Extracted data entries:

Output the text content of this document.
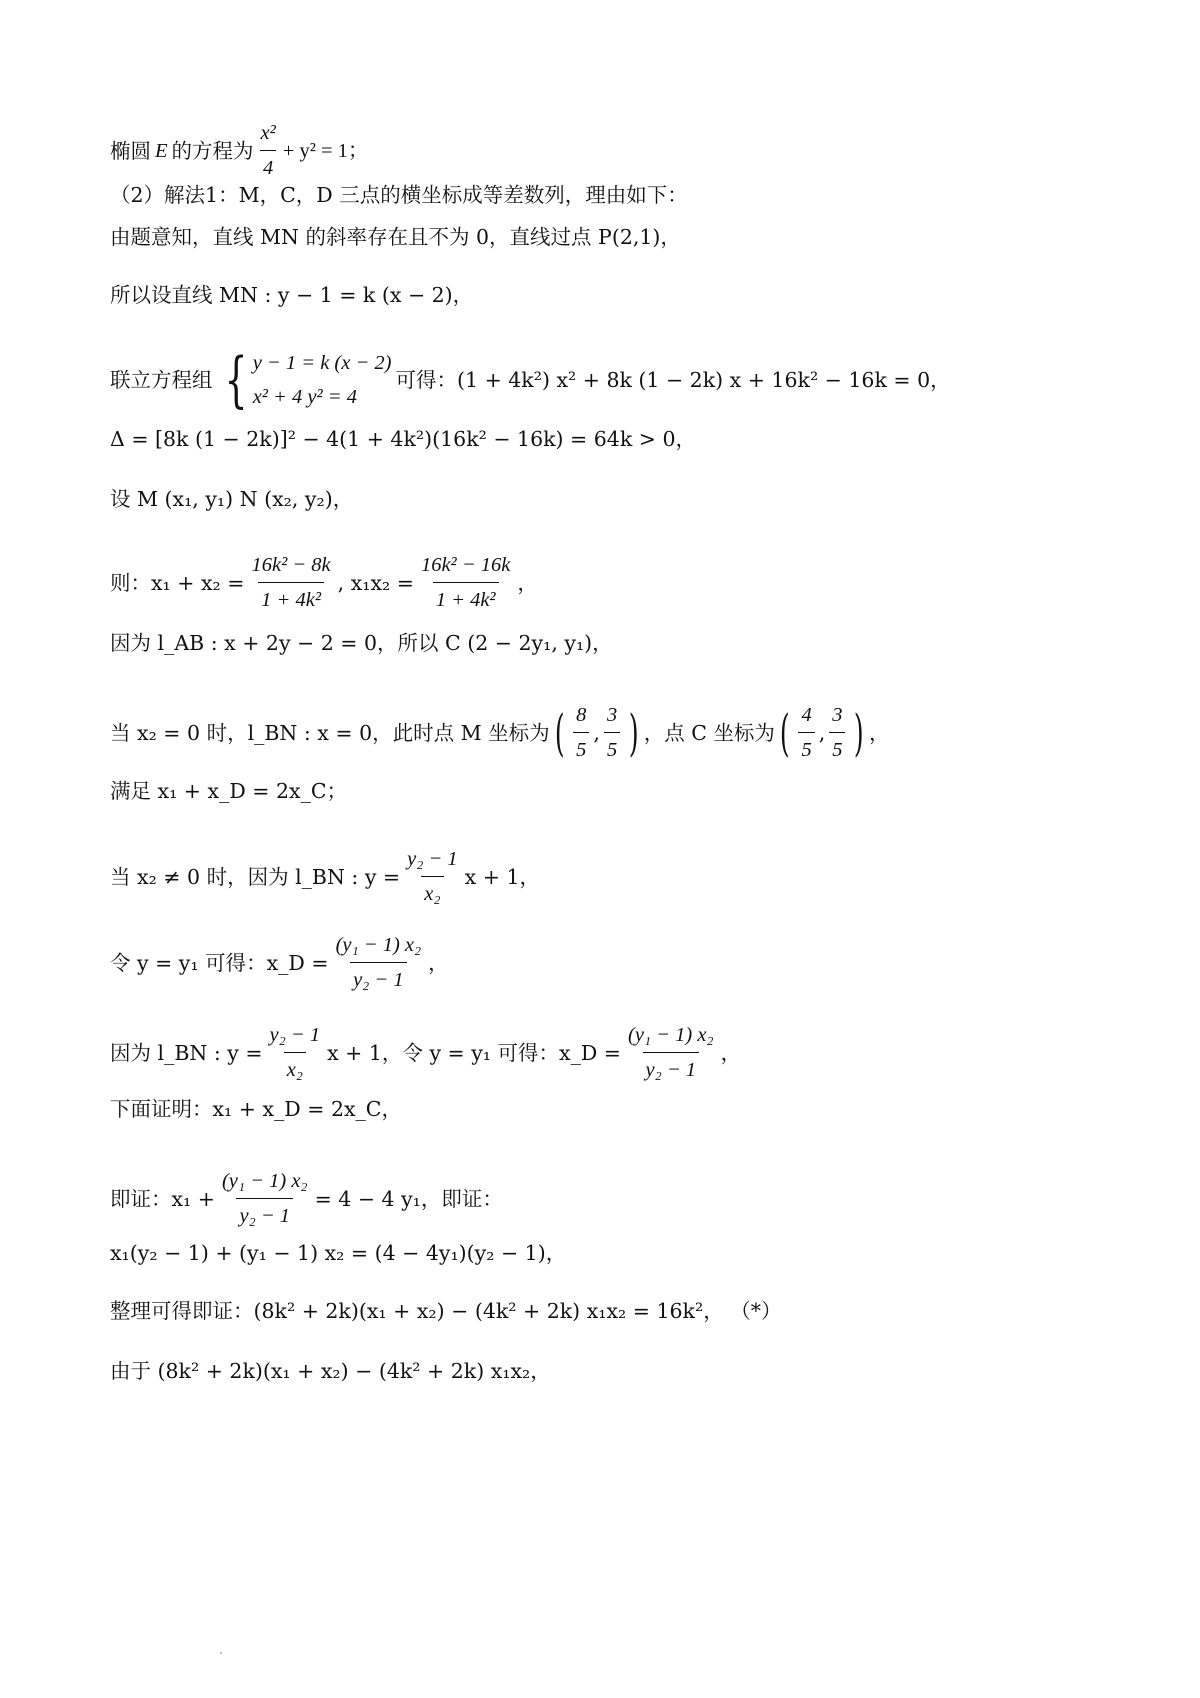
椭圆 E 的方程为 $\frac{\text{x²}}{4} + y^2 = 1$；
（2）解法1：M，C，D 三点的横坐标成等差数列，理由如下：
由题意知，直线 MN 的斜率存在且不为 0，直线过点 P(2,1)，
所以设直线 MN : y − 1 = k (x − 2)，
联立方程组 { y − 1 = k (x − 2)
x² + 4 y² = 4
可得：(1 + 4k²) x² + 8k (1 − 2k) x + 16k² − 16k = 0，
Δ = [8k (1 − 2k)]² − 4(1 + 4k²)(16k² − 16k) = 64k > 0，
设 M (x₁, y₁) N (x₂, y₂)，
则：$x_1 + x_2 = \frac{\text{16k² − 8k}}{\text{1 + 4k²}}$ , $x_1x_2 = \frac{\text{16k² − 16k}}{\text{1 + 4k²}}$ ，
因为 l_AB : x + 2y − 2 = 0，所以 C (2 − 2y₁, y₁)，
当 x₂ = 0 时，l_BN : x = 0，此时点 M 坐标为 ( $\frac{8}{5}$ , $\frac{3}{5}$ ) ，点 C 坐标为 ( $\frac{4}{5}$ , $\frac{3}{5}$ ) ，
满足 x₁ + x_D = 2x_C；
当 x₂ ≠ 0 时，因为 l_BN : $y = \frac{\text{y₂ − 1}}{\text{x₂}}$ x + 1，
令 y = y₁ 可得：x_D = $\frac{\text{(y₁ − 1) x₂}}{\text{y₂ − 1}}$ ，
因为 l_BN : $y = \frac{\text{y₂ − 1}}{\text{x₂}}$ x + 1，令 y = y₁ 可得：x_D = $\frac{\text{(y₁ − 1) x₂}}{\text{y₂ − 1}}$ ，
下面证明：x₁ + x_D = 2x_C，
即证：$x_1 + \frac{\text{(y₁ − 1) x₂}}{\text{y₂ − 1}} = 4 - 4$ y₁，即证：
x₁(y₂ − 1) + (y₁ − 1) x₂ = (4 − 4y₁)(y₂ − 1)，
整理可得即证：(8k² + 2k)(x₁ + x₂) − (4k² + 2k) x₁x₂ = 16k²， （*）
由于 (8k² + 2k)(x₁ + x₂) − (4k² + 2k) x₁x₂，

> INSTRUCTIONS TO FOLLOW: Repeat the records above verbatim, with no pictures in the result.

> EXERCISE ANSWER:
Output the text content of this document.
椭圆 E 的方程为 $\frac{\text{x²}}{4} + y^2 = 1$；
（2）解法1：M，C，D 三点的横坐标成等差数列，理由如下：
由题意知，直线 MN 的斜率存在且不为 0，直线过点 P(2,1)，
所以设直线 MN : y − 1 = k (x − 2)，
联立方程组 { y − 1 = k (x − 2)
x² + 4 y² = 4
可得：(1 + 4k²) x² + 8k (1 − 2k) x + 16k² − 16k = 0，
Δ = [8k (1 − 2k)]² − 4(1 + 4k²)(16k² − 16k) = 64k > 0，
设 M (x₁, y₁) N (x₂, y₂)，
则：$x_1 + x_2 = \frac{\text{16k² − 8k}}{\text{1 + 4k²}}$ , $x_1x_2 = \frac{\text{16k² − 16k}}{\text{1 + 4k²}}$ ，
因为 l_AB : x + 2y − 2 = 0，所以 C (2 − 2y₁, y₁)，
当 x₂ = 0 时，l_BN : x = 0，此时点 M 坐标为 ( $\frac{8}{5}$ , $\frac{3}{5}$ ) ，点 C 坐标为 ( $\frac{4}{5}$ , $\frac{3}{5}$ ) ，
满足 x₁ + x_D = 2x_C；
当 x₂ ≠ 0 时，因为 l_BN : $y = \frac{\text{y₂ − 1}}{\text{x₂}}$ x + 1，
令 y = y₁ 可得：x_D = $\frac{\text{(y₁ − 1) x₂}}{\text{y₂ − 1}}$ ，
因为 l_BN : $y = \frac{\text{y₂ − 1}}{\text{x₂}}$ x + 1，令 y = y₁ 可得：x_D = $\frac{\text{(y₁ − 1) x₂}}{\text{y₂ − 1}}$ ，
下面证明：x₁ + x_D = 2x_C，
即证：$x_1 + \frac{\text{(y₁ − 1) x₂}}{\text{y₂ − 1}} = 4 - 4$ y₁，即证：
x₁(y₂ − 1) + (y₁ − 1) x₂ = (4 − 4y₁)(y₂ − 1)，
整理可得即证：(8k² + 2k)(x₁ + x₂) − (4k² + 2k) x₁x₂ = 16k²， （*）
由于 (8k² + 2k)(x₁ + x₂) − (4k² + 2k) x₁x₂，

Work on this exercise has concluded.